PROBLEM DESCRIPTION — Transcribe the listing in full, excluding any pictures.

EXTRACTED RECORDS —
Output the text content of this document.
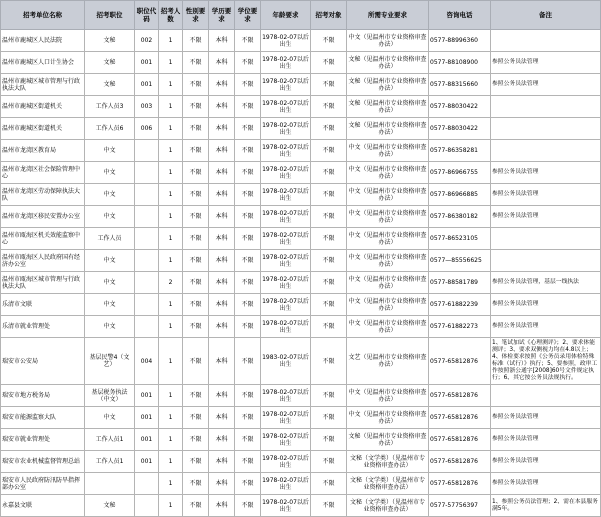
招考单位名称	招考职位	职位代码	招考人数	性别要求	学历要求	学位要求	年龄要求	招考对象	所需专业要求	咨询电话	备注
温州市鹿城区人民法院	文秘	002	1	不限	本科	不限	1978-02-07以后出生	不限	中文（见温州市专业资格审查办法）	0577-88996360	
温州市鹿城区人口计生协会	文秘	001	1	不限	本科	不限	1978-02-07以后出生	不限	文秘（见温州市专业资格审查办法）	0577-88108900	参照公务员法管理
温州市鹿城区城市管理与行政执法大队	文秘	001	1	不限	本科	不限	1978-02-07以后出生	不限	文秘（见温州市专业资格审查办法）	0577-88315660	参照公务员法管理
温州市鹿城区街道机关	工作人员3	003	1	不限	本科	不限	1978-02-07以后出生	不限	文秘（见温州市专业资格审查办法）	0577-88030422	
温州市鹿城区街道机关	工作人员6	006	1	不限	本科	不限	1978-02-07以后出生	不限	文秘（见温州市专业资格审查办法）	0577-88030422	
温州市龙湾区教育局	中文		1	不限	本科	不限	1978-02-07以后出生	不限	中文（见温州市专业资格审查办法）	0577-86358281	
温州市龙湾区社会保险管理中心	中文		1	不限	本科	不限	1978-02-07以后出生	不限	中文（见温州市专业资格审查办法）	0577-86966755	参照公务员法管理
温州市龙湾区劳动保障执法大队	中文		1	不限	本科	不限	1978-02-07以后出生	不限	中文（见温州市专业资格审查办法）	0577-86966885	参照公务员法管理
温州市龙湾区移民安置办公室	中文		1	不限	本科	不限	1978-02-07以后出生	不限	中文（见温州市专业资格审查办法）	0577-86380182	参照公务员法管理
温州市瓯海区机关效能监察中心	工作人员		1	不限	本科	不限	1978-02-07以后出生	不限	中文（见温州市专业资格审查办法）	0577-86523105	
温州市瓯海区人民政府国有经济办公室	中文		1	不限	本科	不限	1978-02-07以后出生	不限	中文（见温州市专业资格审查办法）	0577—85556625	
温州市瓯海区城市管理与行政执法大队	中文		2	不限	本科	不限	1978-02-07以后出生	不限	中文（见温州市专业资格审查办法）	0577-88581789	参照公务员法管理，基层一线执法
乐清市文联	中文		1	不限	本科	不限	1978-02-07以后出生	不限	中文（见温州市专业资格审查办法）	0577-61882239	参照公务员法管理
乐清市就业管理处	中文		1	不限	本科	不限	1978-02-07以后出生	不限	中文（见温州市专业资格审查办法）	0577-61882273	参照公务员法管理
瑞安市公安局	基层民警4（文艺）	004	1	不限	本科	不限	1983-02-07以后出生	不限	文艺（见温州市专业资格审查办法）	0577-65812876	1、笔试加试《心理测评》；2、要求体能测评；3、要求双侧视力均在4.8以上；4、体检要求按照《公务员录用体检特殊标准（试行）》执行；5、要参照，政审工作按照浙公通字[2008]60号文件规定执行；6、其它按公务员法规执行。
瑞安市地方税务局	基层税务执法（中文）	001	1	不限	本科	不限	1978-02-07以后出生	不限	中文（见温州市专业资格审查办法）	0577-65812876	
瑞安市能源监察大队	中文	001	1	不限	本科	不限	1978-02-07以后出生	不限	中文（见温州市专业资格审查办法）	0577-65812876	参照公务员法管理
瑞安市就业管理处	工作人员1	001	1	不限	本科	不限	1978-02-07以后出生	不限	文秘（见温州市专业资格审查办法）	0577-65812876	参照公务员法管理
瑞安市农业机械监督管理总站	工作人员1	001	1	不限	本科	不限	1978-02-07以后出生	不限	文秘（文学类）（见温州市专业资格审查办法）	0577-65812876	参照公务员法管理
瑞安市人民政府防汛防旱指挥部办公室			1	不限	本科	不限	1978-02-07以后出生	不限	文秘（文学类）（见温州市专业资格审查办法）	0577-65812876	参照公务员法管理
永嘉县文联	文秘		1	不限	本科	不限	1978-02-07以后出生	不限	文秘（文学类）（见温州市专业资格审查办法）	0577-57756397	1、参照公务员法管理；2、需在本县服务满5年。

THE RESULT —
Output the text content of this document.
招考单位名称	招考职位	职位代码	招考人数	性别要求	学历要求	学位要求	年龄要求	招考对象	所需专业要求	咨询电话	备注
温州市鹿城区人民法院	文秘	002	1	不限	本科	不限	1978-02-07以后出生	不限	中文（见温州市专业资格审查办法）	0577-88996360	
温州市鹿城区人口计生协会	文秘	001	1	不限	本科	不限	1978-02-07以后出生	不限	文秘（见温州市专业资格审查办法）	0577-88108900	参照公务员法管理
温州市鹿城区城市管理与行政执法大队	文秘	001	1	不限	本科	不限	1978-02-07以后出生	不限	文秘（见温州市专业资格审查办法）	0577-88315660	参照公务员法管理
温州市鹿城区街道机关	工作人员3	003	1	不限	本科	不限	1978-02-07以后出生	不限	文秘（见温州市专业资格审查办法）	0577-88030422	
温州市鹿城区街道机关	工作人员6	006	1	不限	本科	不限	1978-02-07以后出生	不限	文秘（见温州市专业资格审查办法）	0577-88030422	
温州市龙湾区教育局	中文		1	不限	本科	不限	1978-02-07以后出生	不限	中文（见温州市专业资格审查办法）	0577-86358281	
温州市龙湾区社会保险管理中心	中文		1	不限	本科	不限	1978-02-07以后出生	不限	中文（见温州市专业资格审查办法）	0577-86966755	参照公务员法管理
温州市龙湾区劳动保障执法大队	中文		1	不限	本科	不限	1978-02-07以后出生	不限	中文（见温州市专业资格审查办法）	0577-86966885	参照公务员法管理
温州市龙湾区移民安置办公室	中文		1	不限	本科	不限	1978-02-07以后出生	不限	中文（见温州市专业资格审查办法）	0577-86380182	参照公务员法管理
温州市瓯海区机关效能监察中心	工作人员		1	不限	本科	不限	1978-02-07以后出生	不限	中文（见温州市专业资格审查办法）	0577-86523105	
温州市瓯海区人民政府国有经济办公室	中文		1	不限	本科	不限	1978-02-07以后出生	不限	中文（见温州市专业资格审查办法）	0577—85556625	
温州市瓯海区城市管理与行政执法大队	中文		2	不限	本科	不限	1978-02-07以后出生	不限	中文（见温州市专业资格审查办法）	0577-88581789	参照公务员法管理，基层一线执法
乐清市文联	中文		1	不限	本科	不限	1978-02-07以后出生	不限	中文（见温州市专业资格审查办法）	0577-61882239	参照公务员法管理
乐清市就业管理处	中文		1	不限	本科	不限	1978-02-07以后出生	不限	中文（见温州市专业资格审查办法）	0577-61882273	参照公务员法管理
瑞安市公安局	基层民警4（文艺）	004	1	不限	本科	不限	1983-02-07以后出生	不限	文艺（见温州市专业资格审查办法）	0577-65812876	1、笔试加试《心理测评》；2、要求体能测评；3、要求双侧视力均在4.8以上；4、体检要求按照《公务员录用体检特殊标准（试行）》执行；5、要参照，政审工作按照浙公通字[2008]60号文件规定执行；6、其它按公务员法规执行。
瑞安市地方税务局	基层税务执法（中文）	001	1	不限	本科	不限	1978-02-07以后出生	不限	中文（见温州市专业资格审查办法）	0577-65812876	
瑞安市能源监察大队	中文	001	1	不限	本科	不限	1978-02-07以后出生	不限	中文（见温州市专业资格审查办法）	0577-65812876	参照公务员法管理
瑞安市就业管理处	工作人员1	001	1	不限	本科	不限	1978-02-07以后出生	不限	文秘（见温州市专业资格审查办法）	0577-65812876	参照公务员法管理
瑞安市农业机械监督管理总站	工作人员1	001	1	不限	本科	不限	1978-02-07以后出生	不限	文秘（文学类）（见温州市专业资格审查办法）	0577-65812876	参照公务员法管理
瑞安市人民政府防汛防旱指挥部办公室			1	不限	本科	不限	1978-02-07以后出生	不限	文秘（文学类）（见温州市专业资格审查办法）	0577-65812876	参照公务员法管理
永嘉县文联	文秘		1	不限	本科	不限	1978-02-07以后出生	不限	文秘（文学类）（见温州市专业资格审查办法）	0577-57756397	1、参照公务员法管理；2、需在本县服务满5年。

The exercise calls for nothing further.